WHAT THE EXERCISE ASKS:
From the material below, list every line containing "into".
════════════════════
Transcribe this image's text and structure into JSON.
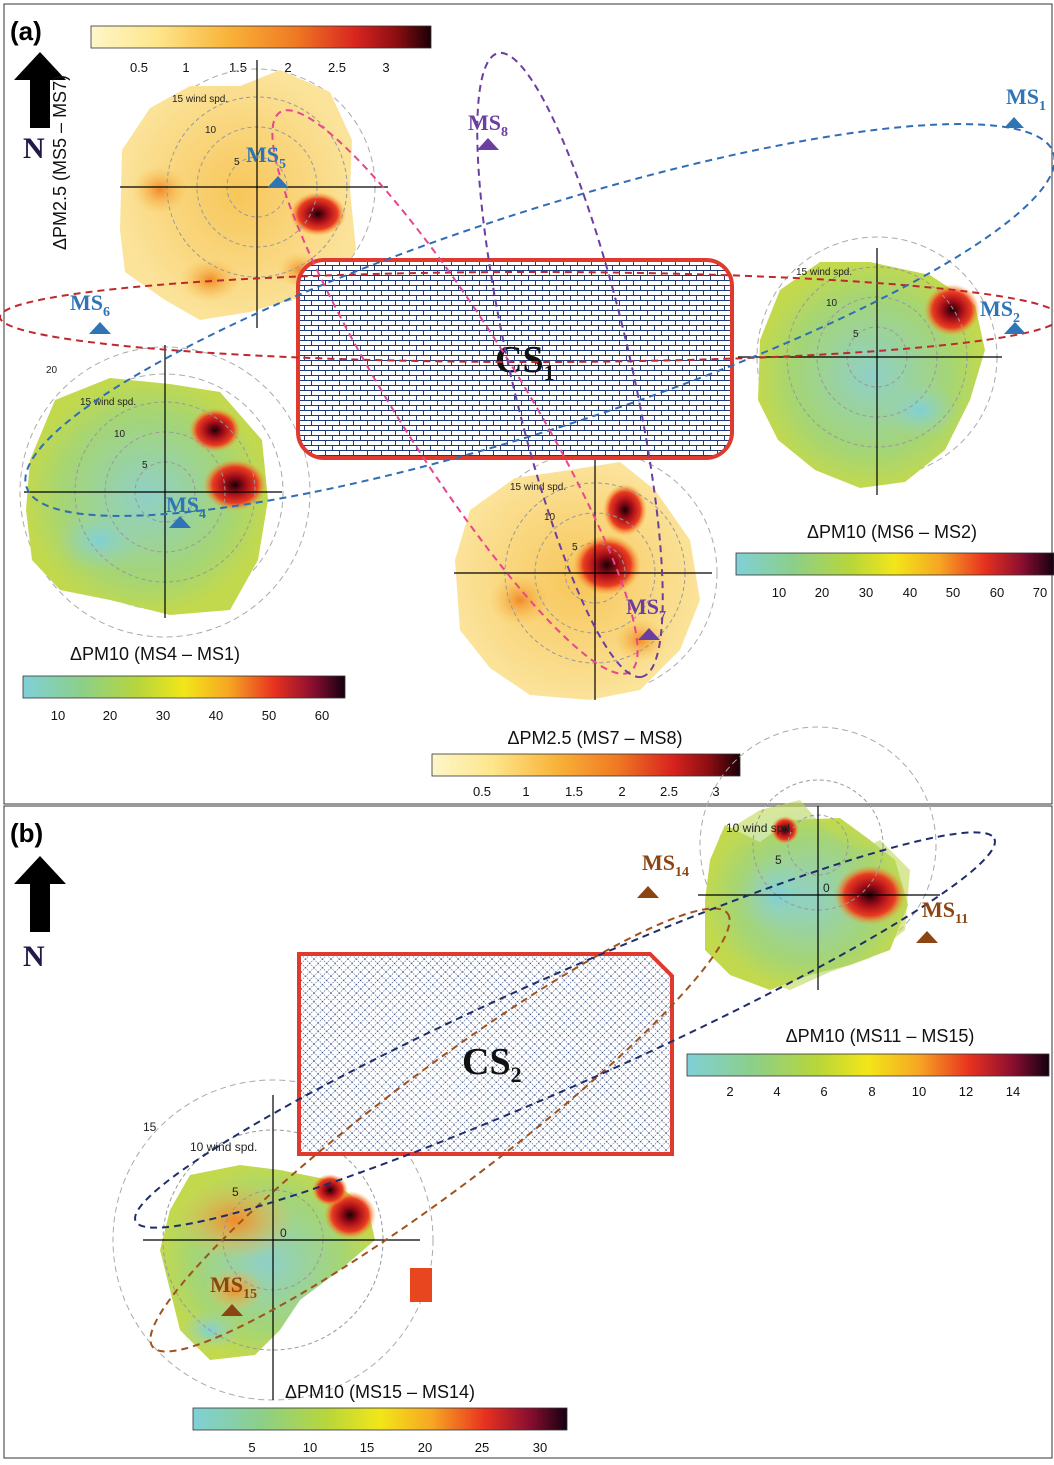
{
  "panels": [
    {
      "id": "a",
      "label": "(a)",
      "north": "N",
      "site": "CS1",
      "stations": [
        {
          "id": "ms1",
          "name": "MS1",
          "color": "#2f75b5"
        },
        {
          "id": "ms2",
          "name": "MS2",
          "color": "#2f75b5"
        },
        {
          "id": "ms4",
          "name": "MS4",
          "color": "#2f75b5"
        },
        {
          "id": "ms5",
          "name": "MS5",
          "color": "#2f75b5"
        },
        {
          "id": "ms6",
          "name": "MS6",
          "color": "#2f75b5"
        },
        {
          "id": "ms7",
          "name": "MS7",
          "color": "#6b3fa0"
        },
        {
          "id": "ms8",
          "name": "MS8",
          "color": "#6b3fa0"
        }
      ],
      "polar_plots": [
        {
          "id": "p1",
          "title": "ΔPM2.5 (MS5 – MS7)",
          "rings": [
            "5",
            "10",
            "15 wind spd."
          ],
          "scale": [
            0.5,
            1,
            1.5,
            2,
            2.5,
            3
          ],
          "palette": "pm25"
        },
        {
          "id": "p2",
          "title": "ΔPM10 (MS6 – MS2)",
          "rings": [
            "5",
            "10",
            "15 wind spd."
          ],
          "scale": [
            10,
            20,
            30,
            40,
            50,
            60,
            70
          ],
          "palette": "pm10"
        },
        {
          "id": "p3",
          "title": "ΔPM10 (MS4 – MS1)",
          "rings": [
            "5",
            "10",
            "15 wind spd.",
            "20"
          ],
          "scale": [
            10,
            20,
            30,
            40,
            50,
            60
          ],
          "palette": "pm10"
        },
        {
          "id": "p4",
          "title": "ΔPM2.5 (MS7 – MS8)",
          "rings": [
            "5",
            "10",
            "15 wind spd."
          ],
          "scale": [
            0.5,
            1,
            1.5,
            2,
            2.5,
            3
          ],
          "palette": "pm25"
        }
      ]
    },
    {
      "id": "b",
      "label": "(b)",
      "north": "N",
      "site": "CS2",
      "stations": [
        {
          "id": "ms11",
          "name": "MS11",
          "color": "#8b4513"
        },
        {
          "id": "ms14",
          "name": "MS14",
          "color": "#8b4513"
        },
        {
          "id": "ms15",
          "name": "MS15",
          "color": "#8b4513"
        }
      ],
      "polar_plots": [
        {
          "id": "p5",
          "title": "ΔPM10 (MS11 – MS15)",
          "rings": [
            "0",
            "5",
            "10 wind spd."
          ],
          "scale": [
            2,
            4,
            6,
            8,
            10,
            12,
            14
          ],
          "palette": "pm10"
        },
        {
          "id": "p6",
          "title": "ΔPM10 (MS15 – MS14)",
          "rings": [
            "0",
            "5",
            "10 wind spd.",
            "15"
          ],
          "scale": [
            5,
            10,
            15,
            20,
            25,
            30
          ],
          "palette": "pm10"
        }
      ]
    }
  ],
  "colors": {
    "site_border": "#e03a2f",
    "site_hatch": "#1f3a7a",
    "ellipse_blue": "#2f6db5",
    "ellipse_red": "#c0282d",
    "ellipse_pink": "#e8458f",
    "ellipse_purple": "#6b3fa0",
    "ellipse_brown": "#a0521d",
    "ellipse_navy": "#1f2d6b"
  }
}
════════════════════
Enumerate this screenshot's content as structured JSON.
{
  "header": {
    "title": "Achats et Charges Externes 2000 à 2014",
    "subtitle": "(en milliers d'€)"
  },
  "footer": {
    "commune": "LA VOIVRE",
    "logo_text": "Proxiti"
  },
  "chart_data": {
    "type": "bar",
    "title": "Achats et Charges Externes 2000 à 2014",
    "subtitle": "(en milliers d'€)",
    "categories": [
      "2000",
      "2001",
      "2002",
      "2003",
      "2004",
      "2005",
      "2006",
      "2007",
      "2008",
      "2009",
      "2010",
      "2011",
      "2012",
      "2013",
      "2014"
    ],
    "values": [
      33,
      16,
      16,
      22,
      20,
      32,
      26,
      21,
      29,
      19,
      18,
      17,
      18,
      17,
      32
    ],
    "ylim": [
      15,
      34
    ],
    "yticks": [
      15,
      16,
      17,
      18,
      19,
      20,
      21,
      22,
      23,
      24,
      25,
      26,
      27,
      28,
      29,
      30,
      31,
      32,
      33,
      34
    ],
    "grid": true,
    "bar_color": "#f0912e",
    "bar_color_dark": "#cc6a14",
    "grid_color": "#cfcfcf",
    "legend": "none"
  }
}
════════════════════
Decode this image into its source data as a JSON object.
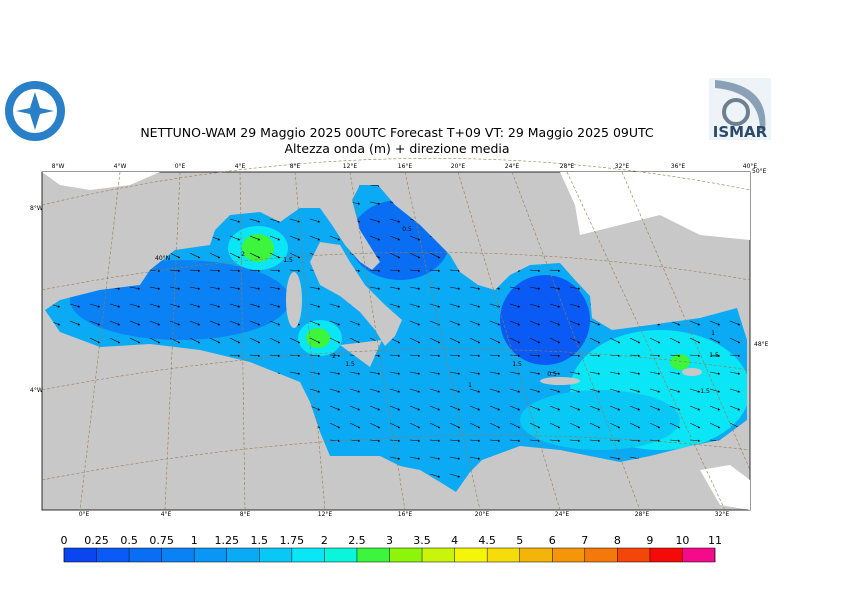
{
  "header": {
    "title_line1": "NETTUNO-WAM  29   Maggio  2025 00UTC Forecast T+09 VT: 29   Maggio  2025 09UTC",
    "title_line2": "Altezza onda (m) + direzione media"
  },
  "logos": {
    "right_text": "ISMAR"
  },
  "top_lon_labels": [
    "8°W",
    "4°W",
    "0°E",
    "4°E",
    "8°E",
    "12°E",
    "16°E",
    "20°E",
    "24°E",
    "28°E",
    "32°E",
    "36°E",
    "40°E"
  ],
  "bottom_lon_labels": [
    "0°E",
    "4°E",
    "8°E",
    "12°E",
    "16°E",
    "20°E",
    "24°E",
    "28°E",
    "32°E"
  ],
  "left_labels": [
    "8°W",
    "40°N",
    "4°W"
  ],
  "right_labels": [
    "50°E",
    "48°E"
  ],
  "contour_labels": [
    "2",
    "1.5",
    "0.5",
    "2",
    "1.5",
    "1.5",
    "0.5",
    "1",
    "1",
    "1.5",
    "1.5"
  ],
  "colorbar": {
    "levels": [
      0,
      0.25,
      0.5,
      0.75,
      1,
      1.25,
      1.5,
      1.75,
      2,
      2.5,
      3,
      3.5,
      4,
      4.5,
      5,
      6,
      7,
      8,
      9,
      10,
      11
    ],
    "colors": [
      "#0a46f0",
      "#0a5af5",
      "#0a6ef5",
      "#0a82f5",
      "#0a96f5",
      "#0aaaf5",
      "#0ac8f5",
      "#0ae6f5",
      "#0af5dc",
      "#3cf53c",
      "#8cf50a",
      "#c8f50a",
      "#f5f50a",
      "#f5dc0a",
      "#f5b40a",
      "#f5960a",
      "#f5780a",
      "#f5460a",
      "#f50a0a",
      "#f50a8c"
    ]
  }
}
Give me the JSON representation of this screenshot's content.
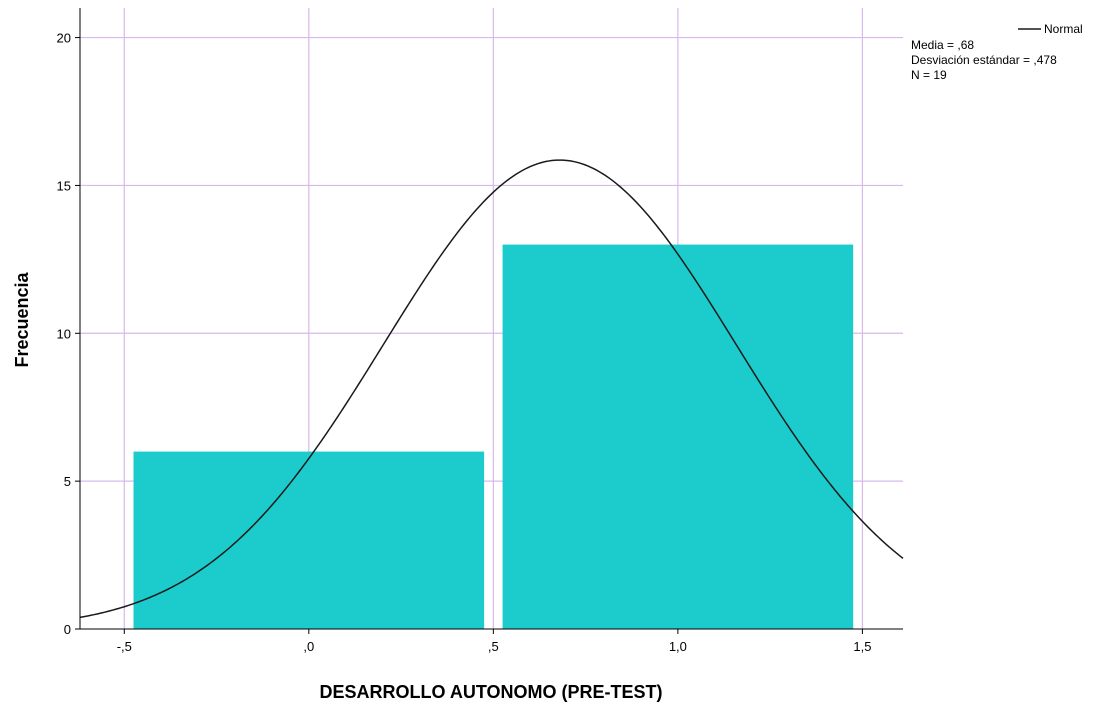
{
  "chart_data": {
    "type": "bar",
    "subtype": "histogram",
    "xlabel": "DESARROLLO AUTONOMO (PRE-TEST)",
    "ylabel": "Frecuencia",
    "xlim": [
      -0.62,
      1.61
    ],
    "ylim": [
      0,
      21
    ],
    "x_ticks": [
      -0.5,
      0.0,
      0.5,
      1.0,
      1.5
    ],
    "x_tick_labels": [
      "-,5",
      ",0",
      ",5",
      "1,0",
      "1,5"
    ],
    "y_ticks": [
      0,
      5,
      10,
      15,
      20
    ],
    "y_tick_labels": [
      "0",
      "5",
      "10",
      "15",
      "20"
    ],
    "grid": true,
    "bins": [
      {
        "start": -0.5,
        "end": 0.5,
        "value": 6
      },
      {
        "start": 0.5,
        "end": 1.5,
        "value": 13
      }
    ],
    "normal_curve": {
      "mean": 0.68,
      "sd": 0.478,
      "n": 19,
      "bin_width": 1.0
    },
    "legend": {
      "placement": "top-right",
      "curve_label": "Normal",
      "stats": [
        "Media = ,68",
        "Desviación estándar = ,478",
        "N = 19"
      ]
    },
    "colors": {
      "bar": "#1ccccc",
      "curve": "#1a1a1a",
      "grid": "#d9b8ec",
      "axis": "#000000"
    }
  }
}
════════════════════
WRITTEN RESPONSE:
Transcribe this image's text and structure into JSON.
Decode this image into its source data as a JSON object.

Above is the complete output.